[Dataset records]
== == ==
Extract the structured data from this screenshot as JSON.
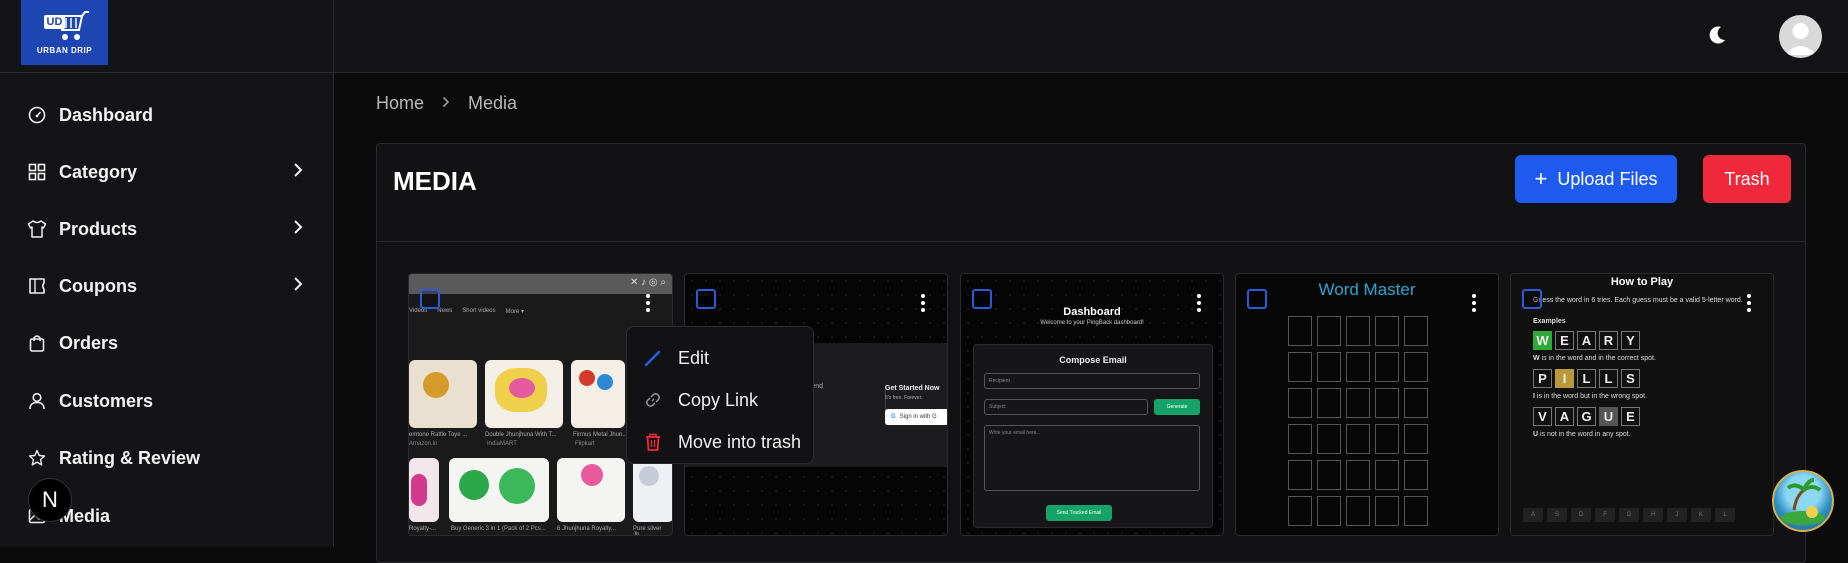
{
  "brand": {
    "badge": "UD",
    "name": "URBAN DRIP",
    "color": "#1d46b3"
  },
  "sidebar": {
    "items": [
      {
        "label": "Dashboard",
        "icon": "gauge-icon",
        "has_children": false
      },
      {
        "label": "Category",
        "icon": "grid-icon",
        "has_children": true
      },
      {
        "label": "Products",
        "icon": "shirt-icon",
        "has_children": true
      },
      {
        "label": "Coupons",
        "icon": "ticket-icon",
        "has_children": true
      },
      {
        "label": "Orders",
        "icon": "bag-icon",
        "has_children": false
      },
      {
        "label": "Customers",
        "icon": "user-icon",
        "has_children": false
      },
      {
        "label": "Rating & Review",
        "icon": "star-icon",
        "has_children": false
      },
      {
        "label": "Media",
        "icon": "image-icon",
        "has_children": false
      }
    ],
    "dev_badge": "N"
  },
  "topbar": {
    "theme_icon": "moon-icon",
    "avatar_icon": "avatar-icon"
  },
  "breadcrumb": {
    "home": "Home",
    "current": "Media"
  },
  "panel": {
    "title": "MEDIA",
    "upload_label": "Upload Files",
    "trash_label": "Trash"
  },
  "context_menu": {
    "items": [
      {
        "label": "Edit",
        "icon": "pencil-icon"
      },
      {
        "label": "Copy Link",
        "icon": "link-icon"
      },
      {
        "label": "Move into trash",
        "icon": "trash-icon"
      }
    ]
  },
  "cards": {
    "shopping": {
      "tabs": [
        "Videos",
        "News",
        "Short videos",
        "More ▾"
      ],
      "captions_row1": [
        "emtone Rattle Toye ...",
        "Double Jhunjhuna With T...",
        "Firmus Metal Jhun..."
      ],
      "sources_row1": [
        "Amazon.in",
        "IndiaMART",
        "Flipkart"
      ],
      "captions_row2": [
        "Royalty-...",
        "Buy Generic 3 in 1 (Pack of 2 Pcs...",
        "6 Jhunjhuna Royalty...",
        "Pure silver Jh..."
      ]
    },
    "signin": {
      "fragment": "ad. Send",
      "title": "Get Started Now",
      "sub": "It's free. Forever.",
      "button": "Sign in with G"
    },
    "dashboard": {
      "title": "Dashboard",
      "subtitle": "Welcome to your PingBack dashboard!",
      "compose": "Compose Email",
      "recipient": "Recipient",
      "subject": "Subject",
      "generate": "Generate",
      "body": "Write your email here...",
      "send": "Send Tracked Email"
    },
    "wordmaster": {
      "title": "Word Master"
    },
    "howto": {
      "title": "How to Play",
      "intro": "Guess the word in 6 tries. Each guess must be a valid 5-letter word.",
      "examples": "Examples",
      "word1": [
        "W",
        "E",
        "A",
        "R",
        "Y"
      ],
      "text1_letter": "W",
      "text1": " is in the word and in the correct spot.",
      "word2": [
        "P",
        "I",
        "L",
        "L",
        "S"
      ],
      "text2_letter": "I",
      "text2": " is in the word but in the wrong spot.",
      "word3": [
        "V",
        "A",
        "G",
        "U",
        "E"
      ],
      "text3_letter": "U",
      "text3": " is not in the word in any spot.",
      "keys": [
        "A",
        "S",
        "D",
        "F",
        "G",
        "H",
        "J",
        "K",
        "L"
      ]
    }
  }
}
== == ==
- _What is asked_: Repeat the full listing above exactly, with no pictures in the copy.

- _The reply_:
Extract the structured data from this screenshot as JSON.
{
  "brand": {
    "badge": "UD",
    "name": "URBAN DRIP",
    "color": "#1d46b3"
  },
  "sidebar": {
    "items": [
      {
        "label": "Dashboard",
        "icon": "gauge-icon",
        "has_children": false
      },
      {
        "label": "Category",
        "icon": "grid-icon",
        "has_children": true
      },
      {
        "label": "Products",
        "icon": "shirt-icon",
        "has_children": true
      },
      {
        "label": "Coupons",
        "icon": "ticket-icon",
        "has_children": true
      },
      {
        "label": "Orders",
        "icon": "bag-icon",
        "has_children": false
      },
      {
        "label": "Customers",
        "icon": "user-icon",
        "has_children": false
      },
      {
        "label": "Rating & Review",
        "icon": "star-icon",
        "has_children": false
      },
      {
        "label": "Media",
        "icon": "image-icon",
        "has_children": false
      }
    ],
    "dev_badge": "N"
  },
  "topbar": {
    "theme_icon": "moon-icon",
    "avatar_icon": "avatar-icon"
  },
  "breadcrumb": {
    "home": "Home",
    "current": "Media"
  },
  "panel": {
    "title": "MEDIA",
    "upload_label": "Upload Files",
    "trash_label": "Trash"
  },
  "context_menu": {
    "items": [
      {
        "label": "Edit",
        "icon": "pencil-icon"
      },
      {
        "label": "Copy Link",
        "icon": "link-icon"
      },
      {
        "label": "Move into trash",
        "icon": "trash-icon"
      }
    ]
  },
  "cards": {
    "shopping": {
      "tabs": [
        "Videos",
        "News",
        "Short videos",
        "More ▾"
      ],
      "captions_row1": [
        "emtone Rattle Toye ...",
        "Double Jhunjhuna With T...",
        "Firmus Metal Jhun..."
      ],
      "sources_row1": [
        "Amazon.in",
        "IndiaMART",
        "Flipkart"
      ],
      "captions_row2": [
        "Royalty-...",
        "Buy Generic 3 in 1 (Pack of 2 Pcs...",
        "6 Jhunjhuna Royalty...",
        "Pure silver Jh..."
      ]
    },
    "signin": {
      "fragment": "ad. Send",
      "title": "Get Started Now",
      "sub": "It's free. Forever.",
      "button": "Sign in with G"
    },
    "dashboard": {
      "title": "Dashboard",
      "subtitle": "Welcome to your PingBack dashboard!",
      "compose": "Compose Email",
      "recipient": "Recipient",
      "subject": "Subject",
      "generate": "Generate",
      "body": "Write your email here...",
      "send": "Send Tracked Email"
    },
    "wordmaster": {
      "title": "Word Master"
    },
    "howto": {
      "title": "How to Play",
      "intro": "Guess the word in 6 tries. Each guess must be a valid 5-letter word.",
      "examples": "Examples",
      "word1": [
        "W",
        "E",
        "A",
        "R",
        "Y"
      ],
      "text1_letter": "W",
      "text1": " is in the word and in the correct spot.",
      "word2": [
        "P",
        "I",
        "L",
        "L",
        "S"
      ],
      "text2_letter": "I",
      "text2": " is in the word but in the wrong spot.",
      "word3": [
        "V",
        "A",
        "G",
        "U",
        "E"
      ],
      "text3_letter": "U",
      "text3": " is not in the word in any spot.",
      "keys": [
        "A",
        "S",
        "D",
        "F",
        "G",
        "H",
        "J",
        "K",
        "L"
      ]
    }
  }
}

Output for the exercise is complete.